• _INPUT DATA_
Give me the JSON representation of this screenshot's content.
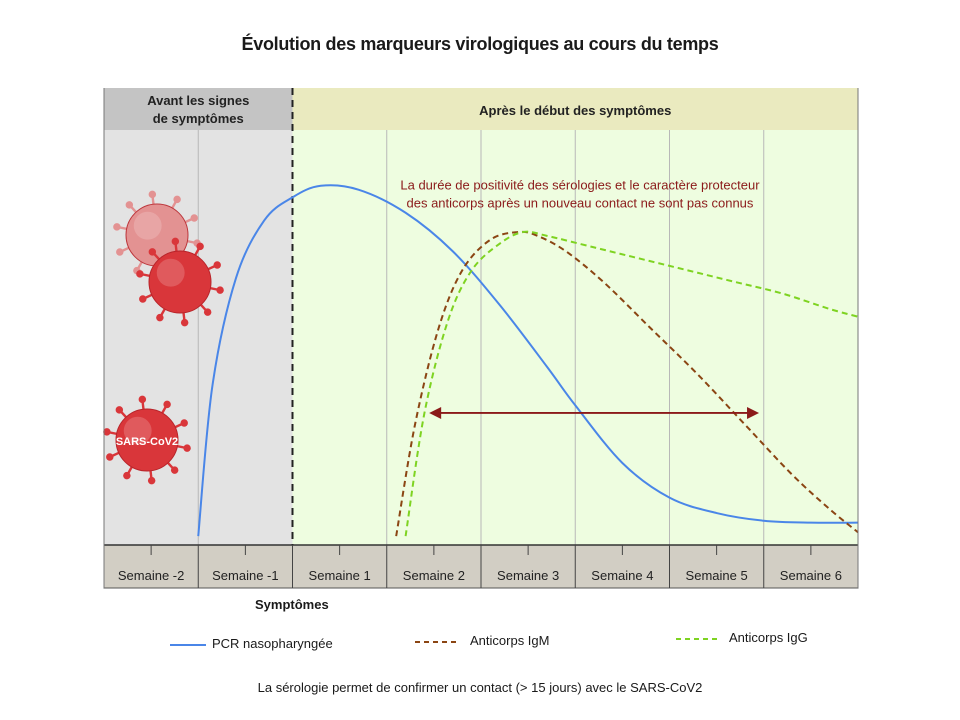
{
  "title": "Évolution des marqueurs virologiques au cours du temps",
  "footer": "La sérologie permet de confirmer un contact (> 15 jours) avec le SARS-CoV2",
  "symptoms_label": "Symptômes",
  "virus_label": "SARS-CoV2",
  "colors": {
    "pcr": "#4a86e8",
    "igm": "#8b4513",
    "igg": "#7ed321",
    "annotation": "#8b1a1a",
    "before_bg": "#e3e3e3",
    "before_header": "#c4c4c4",
    "after_bg": "#eefde0",
    "after_header": "#eaeabf",
    "axis_band": "#d2cec4",
    "virus": "#d9363a"
  },
  "chart_data": {
    "type": "line",
    "title": "Évolution des marqueurs virologiques au cours du temps",
    "x_unit": "semaines",
    "xlim": [
      -2,
      6
    ],
    "ylim": [
      0,
      1
    ],
    "y_axis_labeled": false,
    "regions": [
      {
        "label": "Avant les signes de symptômes",
        "x_range": [
          -2,
          0
        ]
      },
      {
        "label": "Après le début des symptômes",
        "x_range": [
          0,
          6
        ]
      }
    ],
    "categories": [
      "Semaine -2",
      "Semaine -1",
      "Semaine 1",
      "Semaine 2",
      "Semaine 3",
      "Semaine 4",
      "Semaine 5",
      "Semaine 6"
    ],
    "series": [
      {
        "name": "PCR nasopharyngée",
        "style": "solid",
        "color": "#4a86e8",
        "x": [
          -1,
          -0.85,
          -0.6,
          -0.3,
          0,
          0.3,
          0.7,
          1.2,
          1.7,
          2.2,
          2.7,
          3.0,
          3.5,
          4.0,
          4.5,
          5.0,
          5.5,
          6.0
        ],
        "y": [
          0.01,
          0.4,
          0.68,
          0.83,
          0.89,
          0.92,
          0.91,
          0.85,
          0.75,
          0.61,
          0.45,
          0.35,
          0.2,
          0.11,
          0.07,
          0.05,
          0.045,
          0.045
        ]
      },
      {
        "name": "Anticorps IgM",
        "style": "dashed",
        "color": "#8b4513",
        "x": [
          1.1,
          1.3,
          1.55,
          1.8,
          2.1,
          2.4,
          2.6,
          2.9,
          3.3,
          3.8,
          4.3,
          4.8,
          5.3,
          5.7,
          6.0
        ],
        "y": [
          0.01,
          0.3,
          0.55,
          0.7,
          0.78,
          0.8,
          0.79,
          0.75,
          0.67,
          0.55,
          0.43,
          0.3,
          0.17,
          0.08,
          0.02
        ]
      },
      {
        "name": "Anticorps IgG",
        "style": "dashed",
        "color": "#7ed321",
        "x": [
          1.2,
          1.4,
          1.65,
          1.9,
          2.2,
          2.45,
          2.7,
          3.2,
          3.7,
          4.2,
          4.7,
          5.2,
          5.7,
          6.0
        ],
        "y": [
          0.01,
          0.33,
          0.57,
          0.7,
          0.77,
          0.8,
          0.79,
          0.76,
          0.73,
          0.7,
          0.67,
          0.64,
          0.6,
          0.58
        ]
      }
    ],
    "annotations": [
      {
        "text_lines": [
          "La durée de positivité des sérologies et le caractère protecteur",
          "des anticorps après un nouveau contact ne sont pas connus"
        ],
        "x": 3.05,
        "y": 0.91
      }
    ],
    "arrow": {
      "x_start": 1.45,
      "x_end": 4.95,
      "y": 0.33
    },
    "legend": {
      "position": "bottom"
    },
    "grid": true
  }
}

• _AIM OF THE TASK_
Only lines with the word "contact" are wanted; pull each of them from the records.

• _SOLUTION TO THIS EXERCISE_
  "footer": "La sérologie permet de confirmer un contact (> 15 jours) avec le SARS-CoV2",
          "des anticorps après un nouveau contact ne sont pas connus"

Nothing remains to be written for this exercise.